== What is asked ==
What follows is a block of records; reproduce all of it verbatim.

== Data to process ==
↓

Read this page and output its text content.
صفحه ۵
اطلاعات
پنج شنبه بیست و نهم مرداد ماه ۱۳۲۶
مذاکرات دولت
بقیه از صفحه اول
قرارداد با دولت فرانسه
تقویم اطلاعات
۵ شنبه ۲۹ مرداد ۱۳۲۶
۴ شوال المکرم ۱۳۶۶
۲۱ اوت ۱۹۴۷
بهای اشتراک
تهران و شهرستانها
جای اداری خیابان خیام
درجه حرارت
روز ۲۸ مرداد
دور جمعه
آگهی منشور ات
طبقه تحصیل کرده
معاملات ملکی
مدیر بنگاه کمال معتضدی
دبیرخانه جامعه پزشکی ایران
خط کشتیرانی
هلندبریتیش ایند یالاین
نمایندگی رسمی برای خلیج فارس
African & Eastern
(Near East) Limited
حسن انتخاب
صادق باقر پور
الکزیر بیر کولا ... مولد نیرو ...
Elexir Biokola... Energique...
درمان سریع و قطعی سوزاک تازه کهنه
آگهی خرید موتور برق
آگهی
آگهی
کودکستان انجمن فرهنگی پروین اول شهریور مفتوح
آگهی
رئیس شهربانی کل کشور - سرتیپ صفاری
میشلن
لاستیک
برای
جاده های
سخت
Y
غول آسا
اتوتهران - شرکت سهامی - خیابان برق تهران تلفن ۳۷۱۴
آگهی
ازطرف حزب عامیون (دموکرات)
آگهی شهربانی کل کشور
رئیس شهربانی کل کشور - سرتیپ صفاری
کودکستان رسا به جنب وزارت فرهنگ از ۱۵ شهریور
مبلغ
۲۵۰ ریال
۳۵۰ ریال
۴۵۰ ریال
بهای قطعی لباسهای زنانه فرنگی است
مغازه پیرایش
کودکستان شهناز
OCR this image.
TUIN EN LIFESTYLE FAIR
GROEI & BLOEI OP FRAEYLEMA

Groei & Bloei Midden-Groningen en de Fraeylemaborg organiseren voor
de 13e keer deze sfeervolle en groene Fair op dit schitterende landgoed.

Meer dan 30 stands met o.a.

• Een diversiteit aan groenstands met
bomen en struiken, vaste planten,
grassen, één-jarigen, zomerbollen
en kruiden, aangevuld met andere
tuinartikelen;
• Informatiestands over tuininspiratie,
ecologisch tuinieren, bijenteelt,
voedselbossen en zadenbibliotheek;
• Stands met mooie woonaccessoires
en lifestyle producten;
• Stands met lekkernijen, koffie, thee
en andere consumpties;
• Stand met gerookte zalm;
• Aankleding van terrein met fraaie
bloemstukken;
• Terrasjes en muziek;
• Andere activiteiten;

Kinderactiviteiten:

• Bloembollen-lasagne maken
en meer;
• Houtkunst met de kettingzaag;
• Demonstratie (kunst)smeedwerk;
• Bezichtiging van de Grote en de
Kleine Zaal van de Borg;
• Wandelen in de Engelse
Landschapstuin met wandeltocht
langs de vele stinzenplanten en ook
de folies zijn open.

↑

== Task output ==
Read this page and output its text content.
صفحه ۵
اطلاعات
پنج شنبه بیست و نهم مرداد ماه ۱۳۲۶
مذاکرات دولت
بقیه از صفحه اول
قرارداد با دولت فرانسه
تقویم اطلاعات
۵ شنبه ۲۹ مرداد ۱۳۲۶
۴ شوال المکرم ۱۳۶۶
۲۱ اوت ۱۹۴۷
بهای اشتراک
تهران و شهرستانها
جای اداری خیابان خیام
درجه حرارت
روز ۲۸ مرداد
دور جمعه
آگهی منشور ات
طبقه تحصیل کرده
معاملات ملکی
مدیر بنگاه کمال معتضدی
دبیرخانه جامعه پزشکی ایران
خط کشتیرانی
هلندبریتیش ایند یالاین
نمایندگی رسمی برای خلیج فارس
African & Eastern
(Near East) Limited
حسن انتخاب
صادق باقر پور
الکزیر بیر کولا ... مولد نیرو ...
Elexir Biokola... Energique...
درمان سریع و قطعی سوزاک تازه کهنه
آگهی خرید موتور برق
آگهی
آگهی
کودکستان انجمن فرهنگی پروین اول شهریور مفتوح
آگهی
رئیس شهربانی کل کشور - سرتیپ صفاری
میشلن
لاستیک
برای
جاده های
سخت
Y
غول آسا
اتوتهران - شرکت سهامی - خیابان برق تهران تلفن ۳۷۱۴
آگهی
ازطرف حزب عامیون (دموکرات)
آگهی شهربانی کل کشور
رئیس شهربانی کل کشور - سرتیپ صفاری
کودکستان رسا به جنب وزارت فرهنگ از ۱۵ شهریور
مبلغ
۲۵۰ ریال
۳۵۰ ریال
۴۵۰ ریال
بهای قطعی لباسهای زنانه فرنگی است
مغازه پیرایش
کودکستان شهناز
OCR this image.
TUIN EN LIFESTYLE FAIR
GROEI & BLOEI OP FRAEYLEMA

Groei & Bloei Midden-Groningen en de Fraeylemaborg organiseren voor
de 13e keer deze sfeervolle en groene Fair op dit schitterende landgoed.

Meer dan 30 stands met o.a.

• Een diversiteit aan groenstands met
bomen en struiken, vaste planten,
grassen, één-jarigen, zomerbollen
en kruiden, aangevuld met andere
tuinartikelen;
• Informatiestands over tuininspiratie,
ecologisch tuinieren, bijenteelt,
voedselbossen en zadenbibliotheek;
• Stands met mooie woonaccessoires
en lifestyle producten;
• Stands met lekkernijen, koffie, thee
en andere consumpties;
• Stand met gerookte zalm;
• Aankleding van terrein met fraaie
bloemstukken;
• Terrasjes en muziek;
• Andere activiteiten;

Kinderactiviteiten:

• Bloembollen-lasagne maken
en meer;
• Houtkunst met de kettingzaag;
• Demonstratie (kunst)smeedwerk;
• Bezichtiging van de Grote en de
Kleine Zaal van de Borg;
• Wandelen in de Engelse
Landschapstuin met wandeltocht
langs de vele stinzenplanten en ook
de folies zijn open.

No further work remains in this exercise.